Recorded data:

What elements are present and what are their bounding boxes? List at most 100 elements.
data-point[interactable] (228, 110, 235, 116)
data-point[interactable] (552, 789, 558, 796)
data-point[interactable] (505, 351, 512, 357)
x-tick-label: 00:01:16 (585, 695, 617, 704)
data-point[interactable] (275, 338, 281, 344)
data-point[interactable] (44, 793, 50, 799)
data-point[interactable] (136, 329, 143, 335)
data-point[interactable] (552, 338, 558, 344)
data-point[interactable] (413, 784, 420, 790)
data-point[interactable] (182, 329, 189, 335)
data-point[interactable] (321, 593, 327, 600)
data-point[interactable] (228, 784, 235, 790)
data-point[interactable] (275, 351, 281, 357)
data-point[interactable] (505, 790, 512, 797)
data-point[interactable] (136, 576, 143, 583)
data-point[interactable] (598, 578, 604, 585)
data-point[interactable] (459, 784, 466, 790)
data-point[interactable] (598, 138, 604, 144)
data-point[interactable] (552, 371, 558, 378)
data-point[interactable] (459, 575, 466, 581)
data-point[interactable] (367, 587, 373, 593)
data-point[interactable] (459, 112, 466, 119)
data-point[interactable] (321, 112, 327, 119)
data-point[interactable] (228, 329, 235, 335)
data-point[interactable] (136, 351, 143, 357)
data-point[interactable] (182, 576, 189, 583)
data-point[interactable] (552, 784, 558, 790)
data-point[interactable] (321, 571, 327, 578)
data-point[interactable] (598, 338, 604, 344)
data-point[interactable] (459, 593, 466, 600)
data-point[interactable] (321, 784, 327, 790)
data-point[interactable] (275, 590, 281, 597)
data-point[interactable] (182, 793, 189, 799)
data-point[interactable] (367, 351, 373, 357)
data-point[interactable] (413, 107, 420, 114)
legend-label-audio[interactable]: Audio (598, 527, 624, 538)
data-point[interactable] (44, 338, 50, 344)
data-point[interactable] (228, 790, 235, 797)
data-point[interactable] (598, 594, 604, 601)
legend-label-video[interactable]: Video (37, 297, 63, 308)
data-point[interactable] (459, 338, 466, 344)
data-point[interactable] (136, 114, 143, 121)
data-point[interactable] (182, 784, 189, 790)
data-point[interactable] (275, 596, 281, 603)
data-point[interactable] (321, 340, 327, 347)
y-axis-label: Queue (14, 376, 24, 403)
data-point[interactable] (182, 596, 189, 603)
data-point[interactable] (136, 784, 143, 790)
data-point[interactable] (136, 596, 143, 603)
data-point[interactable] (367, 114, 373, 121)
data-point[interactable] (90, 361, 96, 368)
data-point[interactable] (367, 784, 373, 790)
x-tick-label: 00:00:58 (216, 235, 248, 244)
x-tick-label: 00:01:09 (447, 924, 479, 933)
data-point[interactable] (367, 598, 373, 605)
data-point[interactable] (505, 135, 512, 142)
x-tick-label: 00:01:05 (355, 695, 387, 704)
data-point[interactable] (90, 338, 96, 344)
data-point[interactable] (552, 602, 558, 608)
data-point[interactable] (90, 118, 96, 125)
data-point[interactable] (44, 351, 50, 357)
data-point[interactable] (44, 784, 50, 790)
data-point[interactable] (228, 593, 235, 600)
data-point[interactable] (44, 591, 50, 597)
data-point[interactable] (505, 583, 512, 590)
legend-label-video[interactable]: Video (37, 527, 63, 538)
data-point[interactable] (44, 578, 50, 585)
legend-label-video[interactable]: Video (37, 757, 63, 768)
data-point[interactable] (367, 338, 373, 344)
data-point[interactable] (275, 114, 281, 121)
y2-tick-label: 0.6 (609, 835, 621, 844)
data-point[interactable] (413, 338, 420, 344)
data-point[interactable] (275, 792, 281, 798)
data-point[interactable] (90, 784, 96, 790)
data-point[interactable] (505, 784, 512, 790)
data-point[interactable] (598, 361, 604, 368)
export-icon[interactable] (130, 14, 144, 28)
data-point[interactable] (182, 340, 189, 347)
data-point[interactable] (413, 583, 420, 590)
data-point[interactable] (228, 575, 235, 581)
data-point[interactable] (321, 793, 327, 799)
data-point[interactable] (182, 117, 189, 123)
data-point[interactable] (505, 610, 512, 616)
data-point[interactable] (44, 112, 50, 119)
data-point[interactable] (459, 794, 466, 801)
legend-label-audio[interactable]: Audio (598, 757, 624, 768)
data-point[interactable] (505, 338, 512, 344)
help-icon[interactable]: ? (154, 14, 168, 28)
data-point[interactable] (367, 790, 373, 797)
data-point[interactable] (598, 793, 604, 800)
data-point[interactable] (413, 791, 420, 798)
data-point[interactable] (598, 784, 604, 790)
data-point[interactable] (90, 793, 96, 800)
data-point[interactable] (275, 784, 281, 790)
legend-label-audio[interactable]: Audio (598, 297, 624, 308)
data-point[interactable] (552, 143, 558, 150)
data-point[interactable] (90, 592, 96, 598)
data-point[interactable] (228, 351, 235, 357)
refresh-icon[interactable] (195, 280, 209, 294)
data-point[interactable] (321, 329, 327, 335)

# [JOB]
Rename every "data-point" to "plot-marker" throughout the rows, and reproduce the rows with nothing else changed.

# [REPLY TO THE EXERCISE]
What elements are present and what are their bounding boxes? List at most 100 elements.
plot-marker[interactable] (228, 110, 235, 116)
plot-marker[interactable] (552, 789, 558, 796)
plot-marker[interactable] (505, 351, 512, 357)
x-tick-label: 00:01:16 (585, 695, 617, 704)
plot-marker[interactable] (275, 338, 281, 344)
plot-marker[interactable] (44, 793, 50, 799)
plot-marker[interactable] (136, 329, 143, 335)
plot-marker[interactable] (552, 338, 558, 344)
plot-marker[interactable] (413, 784, 420, 790)
plot-marker[interactable] (182, 329, 189, 335)
plot-marker[interactable] (321, 593, 327, 600)
plot-marker[interactable] (228, 784, 235, 790)
plot-marker[interactable] (275, 351, 281, 357)
plot-marker[interactable] (505, 790, 512, 797)
plot-marker[interactable] (136, 576, 143, 583)
plot-marker[interactable] (598, 578, 604, 585)
plot-marker[interactable] (459, 784, 466, 790)
plot-marker[interactable] (598, 138, 604, 144)
plot-marker[interactable] (552, 371, 558, 378)
plot-marker[interactable] (459, 575, 466, 581)
plot-marker[interactable] (367, 587, 373, 593)
plot-marker[interactable] (459, 112, 466, 119)
plot-marker[interactable] (321, 112, 327, 119)
plot-marker[interactable] (228, 329, 235, 335)
plot-marker[interactable] (136, 351, 143, 357)
plot-marker[interactable] (182, 576, 189, 583)
plot-marker[interactable] (552, 784, 558, 790)
plot-marker[interactable] (321, 571, 327, 578)
plot-marker[interactable] (598, 338, 604, 344)
plot-marker[interactable] (459, 593, 466, 600)
plot-marker[interactable] (321, 784, 327, 790)
plot-marker[interactable] (275, 590, 281, 597)
plot-marker[interactable] (182, 793, 189, 799)
plot-marker[interactable] (367, 351, 373, 357)
plot-marker[interactable] (413, 107, 420, 114)
legend-label-audio[interactable]: Audio (598, 527, 624, 538)
plot-marker[interactable] (44, 338, 50, 344)
plot-marker[interactable] (228, 790, 235, 797)
plot-marker[interactable] (598, 594, 604, 601)
legend-label-video[interactable]: Video (37, 297, 63, 308)
plot-marker[interactable] (459, 338, 466, 344)
plot-marker[interactable] (136, 114, 143, 121)
plot-marker[interactable] (182, 784, 189, 790)
plot-marker[interactable] (275, 596, 281, 603)
plot-marker[interactable] (321, 340, 327, 347)
y-axis-label: Queue (14, 376, 24, 403)
plot-marker[interactable] (182, 596, 189, 603)
plot-marker[interactable] (136, 784, 143, 790)
plot-marker[interactable] (136, 596, 143, 603)
plot-marker[interactable] (367, 114, 373, 121)
plot-marker[interactable] (90, 361, 96, 368)
plot-marker[interactable] (367, 784, 373, 790)
x-tick-label: 00:00:58 (216, 235, 248, 244)
x-tick-label: 00:01:09 (447, 924, 479, 933)
plot-marker[interactable] (367, 598, 373, 605)
plot-marker[interactable] (505, 135, 512, 142)
x-tick-label: 00:01:05 (355, 695, 387, 704)
plot-marker[interactable] (90, 338, 96, 344)
plot-marker[interactable] (552, 602, 558, 608)
plot-marker[interactable] (90, 118, 96, 125)
plot-marker[interactable] (44, 351, 50, 357)
plot-marker[interactable] (44, 784, 50, 790)
plot-marker[interactable] (228, 593, 235, 600)
plot-marker[interactable] (44, 591, 50, 597)
plot-marker[interactable] (505, 583, 512, 590)
legend-label-video[interactable]: Video (37, 527, 63, 538)
plot-marker[interactable] (44, 578, 50, 585)
legend-label-video[interactable]: Video (37, 757, 63, 768)
plot-marker[interactable] (367, 338, 373, 344)
plot-marker[interactable] (275, 114, 281, 121)
y2-tick-label: 0.6 (609, 835, 621, 844)
plot-marker[interactable] (413, 338, 420, 344)
plot-marker[interactable] (275, 792, 281, 798)
plot-marker[interactable] (90, 784, 96, 790)
plot-marker[interactable] (505, 784, 512, 790)
plot-marker[interactable] (598, 361, 604, 368)
export-icon[interactable] (130, 14, 144, 28)
plot-marker[interactable] (182, 340, 189, 347)
plot-marker[interactable] (413, 583, 420, 590)
plot-marker[interactable] (228, 575, 235, 581)
plot-marker[interactable] (321, 793, 327, 799)
plot-marker[interactable] (182, 117, 189, 123)
plot-marker[interactable] (505, 610, 512, 616)
plot-marker[interactable] (44, 112, 50, 119)
plot-marker[interactable] (459, 794, 466, 801)
legend-label-audio[interactable]: Audio (598, 757, 624, 768)
plot-marker[interactable] (505, 338, 512, 344)
help-icon[interactable]: ? (154, 14, 168, 28)
plot-marker[interactable] (367, 790, 373, 797)
plot-marker[interactable] (598, 793, 604, 800)
plot-marker[interactable] (413, 791, 420, 798)
plot-marker[interactable] (598, 784, 604, 790)
plot-marker[interactable] (90, 793, 96, 800)
plot-marker[interactable] (275, 784, 281, 790)
legend-label-audio[interactable]: Audio (598, 297, 624, 308)
plot-marker[interactable] (552, 143, 558, 150)
plot-marker[interactable] (90, 592, 96, 598)
plot-marker[interactable] (228, 351, 235, 357)
refresh-icon[interactable] (195, 280, 209, 294)
plot-marker[interactable] (321, 329, 327, 335)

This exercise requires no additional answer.